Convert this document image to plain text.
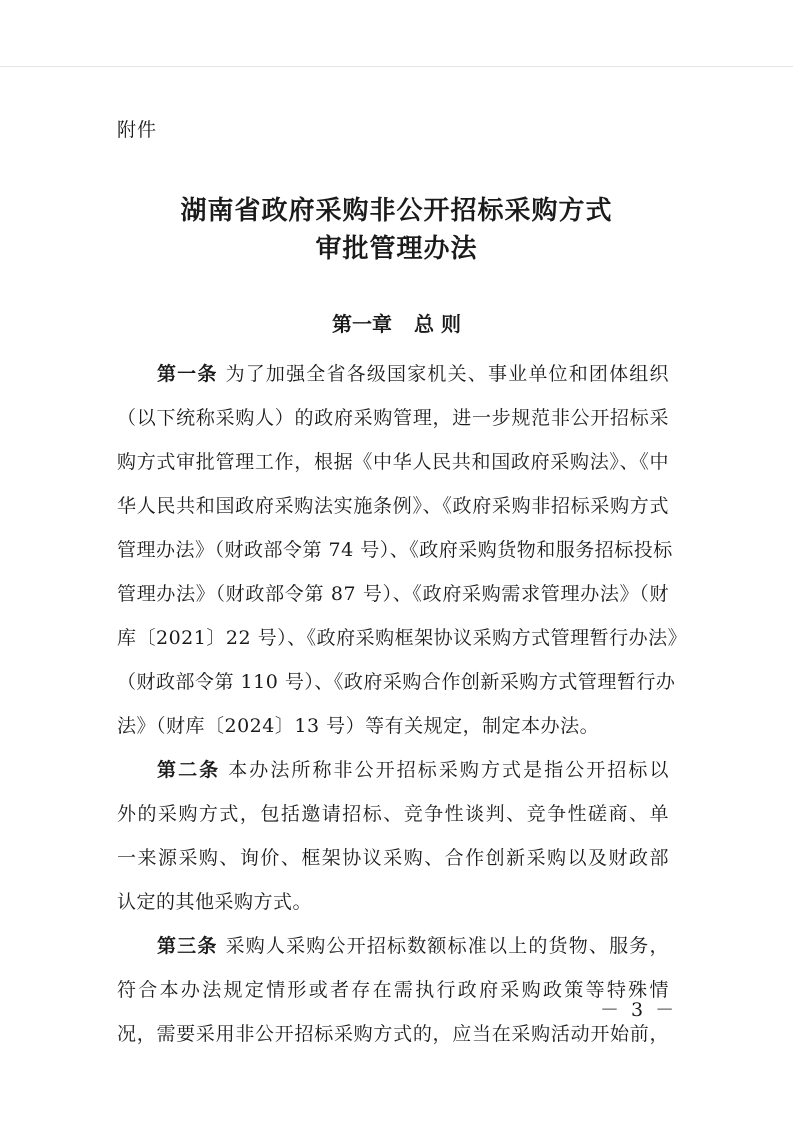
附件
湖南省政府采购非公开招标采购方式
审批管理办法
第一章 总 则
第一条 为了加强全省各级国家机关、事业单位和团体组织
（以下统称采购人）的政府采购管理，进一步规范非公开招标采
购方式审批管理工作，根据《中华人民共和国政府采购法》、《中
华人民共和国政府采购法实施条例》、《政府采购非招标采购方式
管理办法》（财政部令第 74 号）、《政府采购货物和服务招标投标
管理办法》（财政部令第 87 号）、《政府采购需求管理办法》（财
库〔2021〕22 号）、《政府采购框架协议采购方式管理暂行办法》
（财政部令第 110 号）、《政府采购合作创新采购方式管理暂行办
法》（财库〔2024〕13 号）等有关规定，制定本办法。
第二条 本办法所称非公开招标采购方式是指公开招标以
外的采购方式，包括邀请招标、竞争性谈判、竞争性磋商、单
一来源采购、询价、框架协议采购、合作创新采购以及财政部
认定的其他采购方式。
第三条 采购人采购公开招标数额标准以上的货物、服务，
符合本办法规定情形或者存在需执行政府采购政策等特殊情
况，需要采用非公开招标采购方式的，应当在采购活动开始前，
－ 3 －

* * *

Aim of the task
Output all of the data exactly as it stands, minus any images.

The result
Convert this document image to plain text.
附件
湖南省政府采购非公开招标采购方式
审批管理办法
第一章 总 则
第一条 为了加强全省各级国家机关、事业单位和团体组织
（以下统称采购人）的政府采购管理，进一步规范非公开招标采
购方式审批管理工作，根据《中华人民共和国政府采购法》、《中
华人民共和国政府采购法实施条例》、《政府采购非招标采购方式
管理办法》（财政部令第 74 号）、《政府采购货物和服务招标投标
管理办法》（财政部令第 87 号）、《政府采购需求管理办法》（财
库〔2021〕22 号）、《政府采购框架协议采购方式管理暂行办法》
（财政部令第 110 号）、《政府采购合作创新采购方式管理暂行办
法》（财库〔2024〕13 号）等有关规定，制定本办法。
第二条 本办法所称非公开招标采购方式是指公开招标以
外的采购方式，包括邀请招标、竞争性谈判、竞争性磋商、单
一来源采购、询价、框架协议采购、合作创新采购以及财政部
认定的其他采购方式。
第三条 采购人采购公开招标数额标准以上的货物、服务，
符合本办法规定情形或者存在需执行政府采购政策等特殊情
况，需要采用非公开招标采购方式的，应当在采购活动开始前，
－ 3 －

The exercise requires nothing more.